Challenge:
Your answer should be a single number: the count of lines containing the string "painga".

** begin Records for the task **

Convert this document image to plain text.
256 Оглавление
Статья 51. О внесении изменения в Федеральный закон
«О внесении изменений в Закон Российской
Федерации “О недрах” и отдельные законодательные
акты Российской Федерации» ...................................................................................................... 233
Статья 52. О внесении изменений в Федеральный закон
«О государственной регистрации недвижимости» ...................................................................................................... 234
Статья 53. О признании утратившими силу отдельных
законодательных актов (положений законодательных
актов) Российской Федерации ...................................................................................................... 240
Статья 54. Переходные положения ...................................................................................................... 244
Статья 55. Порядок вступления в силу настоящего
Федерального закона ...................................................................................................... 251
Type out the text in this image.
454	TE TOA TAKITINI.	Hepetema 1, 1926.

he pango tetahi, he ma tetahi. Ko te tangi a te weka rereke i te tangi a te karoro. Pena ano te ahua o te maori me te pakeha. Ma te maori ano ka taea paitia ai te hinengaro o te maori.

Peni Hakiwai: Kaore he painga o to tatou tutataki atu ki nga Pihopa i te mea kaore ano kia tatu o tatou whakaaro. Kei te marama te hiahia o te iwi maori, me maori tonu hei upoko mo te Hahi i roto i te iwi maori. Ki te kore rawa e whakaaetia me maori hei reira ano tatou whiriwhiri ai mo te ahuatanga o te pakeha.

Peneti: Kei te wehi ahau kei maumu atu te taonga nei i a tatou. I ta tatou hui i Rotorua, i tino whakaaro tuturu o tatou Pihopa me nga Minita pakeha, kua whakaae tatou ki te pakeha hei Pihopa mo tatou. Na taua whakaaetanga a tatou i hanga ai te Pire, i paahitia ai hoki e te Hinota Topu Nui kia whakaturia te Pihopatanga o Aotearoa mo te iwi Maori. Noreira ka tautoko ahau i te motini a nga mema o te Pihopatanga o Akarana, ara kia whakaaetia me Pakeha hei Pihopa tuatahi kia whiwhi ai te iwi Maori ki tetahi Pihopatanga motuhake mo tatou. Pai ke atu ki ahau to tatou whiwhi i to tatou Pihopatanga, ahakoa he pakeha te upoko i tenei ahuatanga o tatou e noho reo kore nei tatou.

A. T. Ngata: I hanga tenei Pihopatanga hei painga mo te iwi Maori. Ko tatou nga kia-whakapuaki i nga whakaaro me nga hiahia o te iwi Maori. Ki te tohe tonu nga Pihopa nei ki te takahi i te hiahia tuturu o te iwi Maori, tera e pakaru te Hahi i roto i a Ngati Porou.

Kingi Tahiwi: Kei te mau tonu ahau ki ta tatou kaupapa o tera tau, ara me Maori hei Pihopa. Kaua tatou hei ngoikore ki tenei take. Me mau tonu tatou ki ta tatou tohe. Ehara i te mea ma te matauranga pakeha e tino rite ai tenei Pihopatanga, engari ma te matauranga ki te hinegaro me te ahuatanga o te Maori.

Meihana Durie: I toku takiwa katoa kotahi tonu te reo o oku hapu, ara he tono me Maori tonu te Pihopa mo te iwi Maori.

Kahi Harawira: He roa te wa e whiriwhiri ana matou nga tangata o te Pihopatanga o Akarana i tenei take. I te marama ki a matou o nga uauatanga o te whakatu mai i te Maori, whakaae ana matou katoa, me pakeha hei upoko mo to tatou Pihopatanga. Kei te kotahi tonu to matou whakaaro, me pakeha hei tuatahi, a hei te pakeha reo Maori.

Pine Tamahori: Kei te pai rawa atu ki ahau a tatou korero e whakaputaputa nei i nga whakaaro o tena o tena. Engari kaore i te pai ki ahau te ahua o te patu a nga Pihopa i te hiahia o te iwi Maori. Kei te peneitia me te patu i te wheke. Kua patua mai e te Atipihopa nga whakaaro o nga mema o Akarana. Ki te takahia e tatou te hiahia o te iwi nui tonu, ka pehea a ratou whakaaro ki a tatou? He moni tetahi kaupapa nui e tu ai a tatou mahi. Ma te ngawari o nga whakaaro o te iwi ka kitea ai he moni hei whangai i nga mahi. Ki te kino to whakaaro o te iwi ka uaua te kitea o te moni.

** end Records for the task **

Task response:
2